Items from a figure collection:
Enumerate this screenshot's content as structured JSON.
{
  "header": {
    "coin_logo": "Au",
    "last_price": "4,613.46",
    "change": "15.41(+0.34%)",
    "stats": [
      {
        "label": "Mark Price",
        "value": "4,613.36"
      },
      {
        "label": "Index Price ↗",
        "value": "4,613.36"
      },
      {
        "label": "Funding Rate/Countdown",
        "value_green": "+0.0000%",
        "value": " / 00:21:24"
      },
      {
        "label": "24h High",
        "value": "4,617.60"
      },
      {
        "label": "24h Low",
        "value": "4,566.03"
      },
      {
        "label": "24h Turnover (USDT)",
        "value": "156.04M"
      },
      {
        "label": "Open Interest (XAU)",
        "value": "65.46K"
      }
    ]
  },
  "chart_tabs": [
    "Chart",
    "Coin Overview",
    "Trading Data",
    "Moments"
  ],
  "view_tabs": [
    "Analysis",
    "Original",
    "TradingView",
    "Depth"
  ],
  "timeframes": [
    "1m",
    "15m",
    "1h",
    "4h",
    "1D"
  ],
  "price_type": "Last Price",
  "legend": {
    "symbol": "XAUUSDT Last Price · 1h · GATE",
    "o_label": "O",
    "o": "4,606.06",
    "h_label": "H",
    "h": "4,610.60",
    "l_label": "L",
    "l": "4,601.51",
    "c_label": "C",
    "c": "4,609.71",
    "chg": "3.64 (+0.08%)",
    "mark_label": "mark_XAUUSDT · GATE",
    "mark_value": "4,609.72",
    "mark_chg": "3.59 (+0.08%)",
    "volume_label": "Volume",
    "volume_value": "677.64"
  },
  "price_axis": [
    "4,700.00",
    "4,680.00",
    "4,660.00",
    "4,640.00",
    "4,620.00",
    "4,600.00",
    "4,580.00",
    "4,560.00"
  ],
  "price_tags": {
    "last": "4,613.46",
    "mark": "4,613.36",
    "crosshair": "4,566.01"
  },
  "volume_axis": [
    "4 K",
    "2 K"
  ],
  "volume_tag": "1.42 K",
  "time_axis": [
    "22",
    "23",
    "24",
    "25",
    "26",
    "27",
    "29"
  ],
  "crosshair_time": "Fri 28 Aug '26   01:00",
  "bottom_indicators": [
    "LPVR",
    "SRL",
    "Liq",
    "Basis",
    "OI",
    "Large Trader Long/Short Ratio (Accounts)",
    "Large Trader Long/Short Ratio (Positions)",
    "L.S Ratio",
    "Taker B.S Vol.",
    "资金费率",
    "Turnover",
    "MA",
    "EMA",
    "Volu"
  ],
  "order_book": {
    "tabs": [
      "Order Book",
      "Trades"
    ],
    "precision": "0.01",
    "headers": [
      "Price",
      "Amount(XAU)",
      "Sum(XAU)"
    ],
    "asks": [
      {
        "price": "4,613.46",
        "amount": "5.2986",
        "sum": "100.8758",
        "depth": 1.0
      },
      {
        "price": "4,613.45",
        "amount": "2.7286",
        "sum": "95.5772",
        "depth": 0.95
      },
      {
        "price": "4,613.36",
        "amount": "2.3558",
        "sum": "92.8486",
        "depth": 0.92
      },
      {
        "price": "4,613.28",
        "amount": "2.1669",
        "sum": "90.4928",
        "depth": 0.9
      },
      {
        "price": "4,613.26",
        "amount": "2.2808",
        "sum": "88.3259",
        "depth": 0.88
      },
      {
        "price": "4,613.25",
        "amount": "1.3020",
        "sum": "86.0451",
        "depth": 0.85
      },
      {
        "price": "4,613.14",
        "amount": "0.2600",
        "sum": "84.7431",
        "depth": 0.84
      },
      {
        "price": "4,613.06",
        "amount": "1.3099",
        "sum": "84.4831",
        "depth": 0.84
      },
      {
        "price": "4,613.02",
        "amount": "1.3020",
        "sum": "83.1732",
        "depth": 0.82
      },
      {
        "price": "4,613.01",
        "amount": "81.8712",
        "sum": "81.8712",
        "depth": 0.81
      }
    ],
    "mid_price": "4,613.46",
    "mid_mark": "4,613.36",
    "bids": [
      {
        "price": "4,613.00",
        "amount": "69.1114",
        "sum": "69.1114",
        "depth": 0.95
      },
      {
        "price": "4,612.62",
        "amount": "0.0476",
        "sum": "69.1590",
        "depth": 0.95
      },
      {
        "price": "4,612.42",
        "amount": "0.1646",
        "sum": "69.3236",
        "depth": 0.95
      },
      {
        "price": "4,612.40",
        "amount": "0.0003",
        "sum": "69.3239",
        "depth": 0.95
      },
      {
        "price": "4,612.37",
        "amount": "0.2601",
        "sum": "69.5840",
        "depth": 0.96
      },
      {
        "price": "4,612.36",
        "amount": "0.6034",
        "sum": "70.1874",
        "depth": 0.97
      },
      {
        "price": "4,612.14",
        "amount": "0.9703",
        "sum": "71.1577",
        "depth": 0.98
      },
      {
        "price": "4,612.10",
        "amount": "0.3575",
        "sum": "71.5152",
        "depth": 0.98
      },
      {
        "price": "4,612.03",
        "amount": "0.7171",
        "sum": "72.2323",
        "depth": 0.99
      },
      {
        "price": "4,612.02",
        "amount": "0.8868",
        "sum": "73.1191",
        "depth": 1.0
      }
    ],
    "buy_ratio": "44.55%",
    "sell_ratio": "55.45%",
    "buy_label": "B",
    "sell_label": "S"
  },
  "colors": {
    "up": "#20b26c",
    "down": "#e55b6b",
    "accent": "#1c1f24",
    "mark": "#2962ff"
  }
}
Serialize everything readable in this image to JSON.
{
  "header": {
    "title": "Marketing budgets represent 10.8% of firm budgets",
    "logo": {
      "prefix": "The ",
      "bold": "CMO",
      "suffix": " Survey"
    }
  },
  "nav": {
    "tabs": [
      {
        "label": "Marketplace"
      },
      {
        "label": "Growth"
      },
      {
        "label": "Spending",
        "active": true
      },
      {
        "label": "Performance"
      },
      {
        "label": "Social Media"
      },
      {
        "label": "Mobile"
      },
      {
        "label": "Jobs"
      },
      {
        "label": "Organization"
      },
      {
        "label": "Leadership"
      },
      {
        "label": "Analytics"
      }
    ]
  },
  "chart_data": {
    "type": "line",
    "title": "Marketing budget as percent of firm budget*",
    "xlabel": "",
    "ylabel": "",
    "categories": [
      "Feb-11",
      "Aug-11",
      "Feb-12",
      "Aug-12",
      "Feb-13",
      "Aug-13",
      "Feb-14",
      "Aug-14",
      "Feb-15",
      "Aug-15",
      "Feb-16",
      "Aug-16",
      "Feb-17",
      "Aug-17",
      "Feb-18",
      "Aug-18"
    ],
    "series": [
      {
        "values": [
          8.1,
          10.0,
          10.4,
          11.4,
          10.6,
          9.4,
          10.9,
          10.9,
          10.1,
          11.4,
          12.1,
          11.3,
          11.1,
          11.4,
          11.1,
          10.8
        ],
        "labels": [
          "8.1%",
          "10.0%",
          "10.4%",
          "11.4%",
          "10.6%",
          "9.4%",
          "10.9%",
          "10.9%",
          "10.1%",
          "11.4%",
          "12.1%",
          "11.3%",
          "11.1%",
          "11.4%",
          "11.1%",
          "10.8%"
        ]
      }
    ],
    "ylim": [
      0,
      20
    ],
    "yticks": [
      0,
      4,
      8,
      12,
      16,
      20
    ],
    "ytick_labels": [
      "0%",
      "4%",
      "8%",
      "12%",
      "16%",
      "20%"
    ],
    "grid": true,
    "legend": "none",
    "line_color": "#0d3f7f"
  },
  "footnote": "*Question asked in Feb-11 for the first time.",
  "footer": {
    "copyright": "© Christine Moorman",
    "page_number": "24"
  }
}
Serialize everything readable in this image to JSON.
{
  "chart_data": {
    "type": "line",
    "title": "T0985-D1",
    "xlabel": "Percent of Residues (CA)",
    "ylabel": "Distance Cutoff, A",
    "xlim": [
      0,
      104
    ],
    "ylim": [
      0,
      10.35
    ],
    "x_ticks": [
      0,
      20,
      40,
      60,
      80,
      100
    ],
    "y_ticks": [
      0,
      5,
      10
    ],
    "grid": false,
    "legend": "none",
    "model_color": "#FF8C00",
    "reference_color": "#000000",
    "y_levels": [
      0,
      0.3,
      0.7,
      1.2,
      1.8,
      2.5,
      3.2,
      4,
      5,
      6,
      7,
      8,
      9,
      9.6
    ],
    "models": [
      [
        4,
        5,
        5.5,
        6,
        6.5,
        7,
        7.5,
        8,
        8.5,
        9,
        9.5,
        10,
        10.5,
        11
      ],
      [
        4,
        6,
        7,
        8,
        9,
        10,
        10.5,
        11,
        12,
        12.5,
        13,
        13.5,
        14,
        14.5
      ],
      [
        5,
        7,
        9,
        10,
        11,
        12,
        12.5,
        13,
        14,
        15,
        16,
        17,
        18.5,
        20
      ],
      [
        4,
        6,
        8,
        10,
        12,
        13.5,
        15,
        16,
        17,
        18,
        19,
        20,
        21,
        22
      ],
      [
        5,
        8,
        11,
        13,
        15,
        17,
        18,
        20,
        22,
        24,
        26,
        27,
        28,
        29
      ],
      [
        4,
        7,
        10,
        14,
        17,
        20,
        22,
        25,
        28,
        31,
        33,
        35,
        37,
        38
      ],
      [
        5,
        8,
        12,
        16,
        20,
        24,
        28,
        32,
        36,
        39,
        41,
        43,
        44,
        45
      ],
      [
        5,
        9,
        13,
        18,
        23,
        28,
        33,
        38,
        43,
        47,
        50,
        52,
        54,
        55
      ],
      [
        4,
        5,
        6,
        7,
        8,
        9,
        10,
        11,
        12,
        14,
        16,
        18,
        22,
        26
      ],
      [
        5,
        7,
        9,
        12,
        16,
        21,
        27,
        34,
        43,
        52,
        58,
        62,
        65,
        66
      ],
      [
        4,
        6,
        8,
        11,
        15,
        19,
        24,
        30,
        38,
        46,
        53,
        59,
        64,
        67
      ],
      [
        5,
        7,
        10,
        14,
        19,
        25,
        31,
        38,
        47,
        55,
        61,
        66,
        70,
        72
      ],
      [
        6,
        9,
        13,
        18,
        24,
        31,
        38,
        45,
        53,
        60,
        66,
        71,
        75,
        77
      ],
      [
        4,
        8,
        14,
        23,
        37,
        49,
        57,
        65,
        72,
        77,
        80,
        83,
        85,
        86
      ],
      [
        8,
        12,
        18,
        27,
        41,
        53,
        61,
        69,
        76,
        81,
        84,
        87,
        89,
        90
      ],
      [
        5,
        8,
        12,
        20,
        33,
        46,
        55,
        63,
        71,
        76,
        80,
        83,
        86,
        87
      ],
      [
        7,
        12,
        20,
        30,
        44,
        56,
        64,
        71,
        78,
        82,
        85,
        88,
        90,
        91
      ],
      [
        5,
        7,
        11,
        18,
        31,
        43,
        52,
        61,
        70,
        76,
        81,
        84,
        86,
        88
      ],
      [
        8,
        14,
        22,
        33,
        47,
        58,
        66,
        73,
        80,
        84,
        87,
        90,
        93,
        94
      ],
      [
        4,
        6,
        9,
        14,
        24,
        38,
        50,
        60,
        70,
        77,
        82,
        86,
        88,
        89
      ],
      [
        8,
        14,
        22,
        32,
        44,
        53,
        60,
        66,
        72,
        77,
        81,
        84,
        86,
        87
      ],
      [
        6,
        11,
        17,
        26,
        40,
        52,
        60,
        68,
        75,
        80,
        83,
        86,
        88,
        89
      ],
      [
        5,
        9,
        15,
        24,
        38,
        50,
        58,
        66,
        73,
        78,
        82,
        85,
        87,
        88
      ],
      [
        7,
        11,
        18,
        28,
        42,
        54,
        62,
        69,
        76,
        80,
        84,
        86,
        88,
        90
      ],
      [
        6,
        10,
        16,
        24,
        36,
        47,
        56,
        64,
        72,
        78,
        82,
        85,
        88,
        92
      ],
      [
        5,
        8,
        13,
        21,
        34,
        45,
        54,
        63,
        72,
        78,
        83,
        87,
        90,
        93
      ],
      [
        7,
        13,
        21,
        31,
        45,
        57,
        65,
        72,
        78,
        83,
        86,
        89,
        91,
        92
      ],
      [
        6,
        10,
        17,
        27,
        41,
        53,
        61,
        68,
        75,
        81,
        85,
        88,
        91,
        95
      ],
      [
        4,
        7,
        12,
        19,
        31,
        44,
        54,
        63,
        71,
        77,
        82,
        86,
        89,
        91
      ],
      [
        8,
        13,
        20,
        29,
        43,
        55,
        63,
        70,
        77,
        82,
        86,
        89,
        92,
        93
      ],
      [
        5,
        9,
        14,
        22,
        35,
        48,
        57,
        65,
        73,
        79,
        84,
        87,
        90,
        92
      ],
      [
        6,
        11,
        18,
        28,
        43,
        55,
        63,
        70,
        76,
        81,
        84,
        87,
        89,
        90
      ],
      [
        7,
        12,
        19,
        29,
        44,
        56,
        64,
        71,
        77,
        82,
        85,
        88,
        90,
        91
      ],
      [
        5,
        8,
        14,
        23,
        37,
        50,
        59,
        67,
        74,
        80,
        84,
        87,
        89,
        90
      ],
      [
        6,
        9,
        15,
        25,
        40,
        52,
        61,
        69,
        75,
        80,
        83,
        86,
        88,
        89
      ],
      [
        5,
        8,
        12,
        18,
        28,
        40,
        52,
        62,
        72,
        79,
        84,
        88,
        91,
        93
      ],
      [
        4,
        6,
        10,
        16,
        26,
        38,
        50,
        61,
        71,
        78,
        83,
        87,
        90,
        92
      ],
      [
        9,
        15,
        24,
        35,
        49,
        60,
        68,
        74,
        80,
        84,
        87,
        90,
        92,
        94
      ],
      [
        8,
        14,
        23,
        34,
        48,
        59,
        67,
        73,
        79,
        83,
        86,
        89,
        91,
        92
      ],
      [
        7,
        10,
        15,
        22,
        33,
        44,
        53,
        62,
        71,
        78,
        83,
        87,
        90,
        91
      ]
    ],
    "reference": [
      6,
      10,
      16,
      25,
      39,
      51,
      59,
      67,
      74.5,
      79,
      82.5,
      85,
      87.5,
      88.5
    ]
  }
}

## Your objective
Copy out each line in the preceding records that contains "GATE".

## Full output
    "symbol": "XAUUSDT Last Price · 1h · GATE",
    "mark_label": "mark_XAUUSDT · GATE",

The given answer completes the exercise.